Task details: In the listing below, locate the lines bearing the word "phương". Copy every one of them.

Recorded data:
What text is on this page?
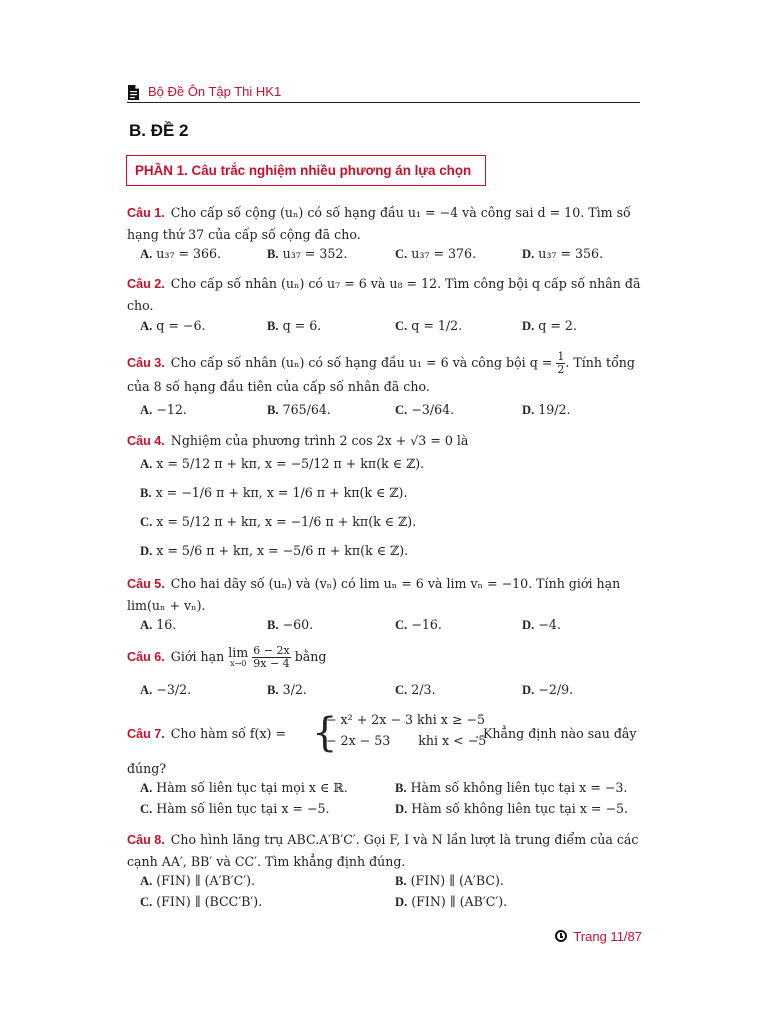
Bộ Đề Ôn Tập Thi HK1
B. ĐỀ 2
PHẦN 1. Câu trắc nghiệm nhiều phương án lựa chọn
Câu 1. Cho cấp số cộng (uₙ) có số hạng đầu u₁ = −4 và công sai d = 10. Tìm số hạng thứ 37 của cấp số cộng đã cho.
A. u₃₇ = 366.	B. u₃₇ = 352.	C. u₃₇ = 376.	D. u₃₇ = 356.
Câu 2. Cho cấp số nhân (uₙ) có u₇ = 6 và u₈ = 12. Tìm công bội q cấp số nhân đã cho.
A. q = −6.	B. q = 6.	C. q = 1/2.	D. q = 2.
Câu 3. Cho cấp số nhân (uₙ) có số hạng đầu u₁ = 6 và công bội $q = \frac{1}{2}$ . Tính tổng của 8 số hạng đầu tiên của cấp số nhân đã cho.
A. −12.	B. 765/64.	C. −3/64.	D. 19/2.
Câu 4. Nghiệm của phương trình 2 cos 2x + √3 = 0 là
A. x = 5/12 π + kπ, x = −5/12 π + kπ(k ∈ ℤ).
B. x = −1/6 π + kπ, x = 1/6 π + kπ(k ∈ ℤ).
C. x = 5/12 π + kπ, x = −1/6 π + kπ(k ∈ ℤ).
D. x = 5/6 π + kπ, x = −5/6 π + kπ(k ∈ ℤ).
Câu 5. Cho hai dãy số (uₙ) và (vₙ) có lim uₙ = 6 và lim vₙ = −10. Tính giới hạn lim(uₙ + vₙ).
A. 16.	B. −60.	C. −16.	D. −4.
Câu 6. Giới hạn lim
x→0
$\frac{6 - 2x}{9x - 4}$ bằng
A. −3/2.	B. 3/2.	C. 2/3.	D. −2/9.
Câu 7. Cho hàm số f(x) = {
− x² + 2x − 3 khi x ≥ −5
− 2x − 53       khi x < −5
. Khẳng định nào sau đây
đúng?
A. Hàm số liên tục tại mọi x ∈ ℝ.	B. Hàm số không liên tục tại x = −3.
C. Hàm số liên tục tại x = −5.	D. Hàm số không liên tục tại x = −5.
Câu 8. Cho hình lăng trụ ABC.A′B′C′. Gọi F, I và N lần lượt là trung điểm của các cạnh AA′, BB′ và CC′. Tìm khẳng định đúng.
A. (FIN) ∥ (A′B′C′).	B. (FIN) ∥ (A′BC).
C. (FIN) ∥ (BCC′B′).	D. (FIN) ∥ (AB′C′).
Trang 11/87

Solved exercise:
PHẦN 1. Câu trắc nghiệm nhiều phương án lựa chọn
Câu 4. Nghiệm của phương trình 2 cos 2x + √3 = 0 là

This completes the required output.